_Record list_

______

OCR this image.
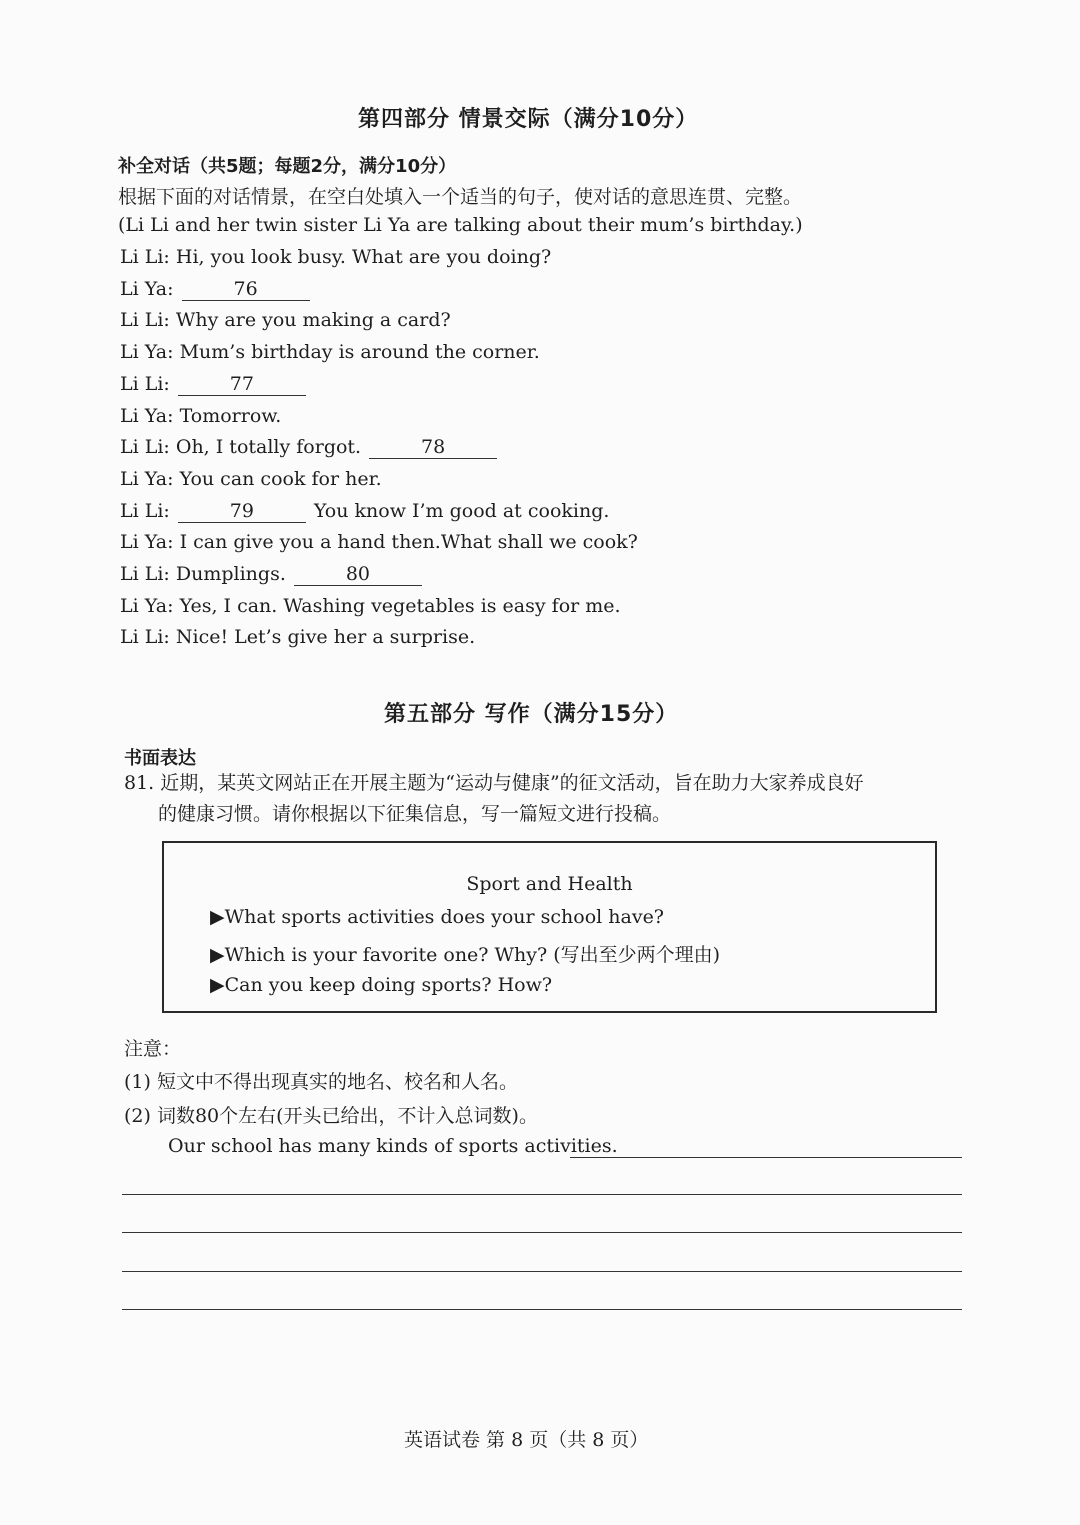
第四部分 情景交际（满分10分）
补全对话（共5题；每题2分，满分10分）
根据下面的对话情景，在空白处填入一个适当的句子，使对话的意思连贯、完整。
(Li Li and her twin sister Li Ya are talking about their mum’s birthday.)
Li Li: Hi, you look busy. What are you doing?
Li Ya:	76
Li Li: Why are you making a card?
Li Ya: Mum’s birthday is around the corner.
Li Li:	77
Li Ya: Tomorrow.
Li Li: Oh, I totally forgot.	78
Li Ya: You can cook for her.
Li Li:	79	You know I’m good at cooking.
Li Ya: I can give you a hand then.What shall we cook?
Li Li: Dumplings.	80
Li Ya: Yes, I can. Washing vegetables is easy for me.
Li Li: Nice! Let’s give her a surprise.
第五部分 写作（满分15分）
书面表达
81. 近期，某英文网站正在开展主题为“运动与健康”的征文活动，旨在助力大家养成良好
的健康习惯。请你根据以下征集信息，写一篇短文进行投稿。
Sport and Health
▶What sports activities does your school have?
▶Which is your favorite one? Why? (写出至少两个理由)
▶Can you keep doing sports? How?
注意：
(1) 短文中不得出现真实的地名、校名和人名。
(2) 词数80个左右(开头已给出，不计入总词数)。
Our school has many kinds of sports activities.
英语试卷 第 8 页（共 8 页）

______

_Stated task_
Print out every entry above without changing a word, and leave out the pictures.

_Written solution_
OCR this image.
第四部分 情景交际（满分10分）
补全对话（共5题；每题2分，满分10分）
根据下面的对话情景，在空白处填入一个适当的句子，使对话的意思连贯、完整。
(Li Li and her twin sister Li Ya are talking about their mum’s birthday.)
Li Li: Hi, you look busy. What are you doing?
Li Ya:	76
Li Li: Why are you making a card?
Li Ya: Mum’s birthday is around the corner.
Li Li:	77
Li Ya: Tomorrow.
Li Li: Oh, I totally forgot.	78
Li Ya: You can cook for her.
Li Li:	79	You know I’m good at cooking.
Li Ya: I can give you a hand then.What shall we cook?
Li Li: Dumplings.	80
Li Ya: Yes, I can. Washing vegetables is easy for me.
Li Li: Nice! Let’s give her a surprise.
第五部分 写作（满分15分）
书面表达
81. 近期，某英文网站正在开展主题为“运动与健康”的征文活动，旨在助力大家养成良好
的健康习惯。请你根据以下征集信息，写一篇短文进行投稿。
Sport and Health
▶What sports activities does your school have?
▶Which is your favorite one? Why? (写出至少两个理由)
▶Can you keep doing sports? How?
注意：
(1) 短文中不得出现真实的地名、校名和人名。
(2) 词数80个左右(开头已给出，不计入总词数)。
Our school has many kinds of sports activities.
英语试卷 第 8 页（共 8 页）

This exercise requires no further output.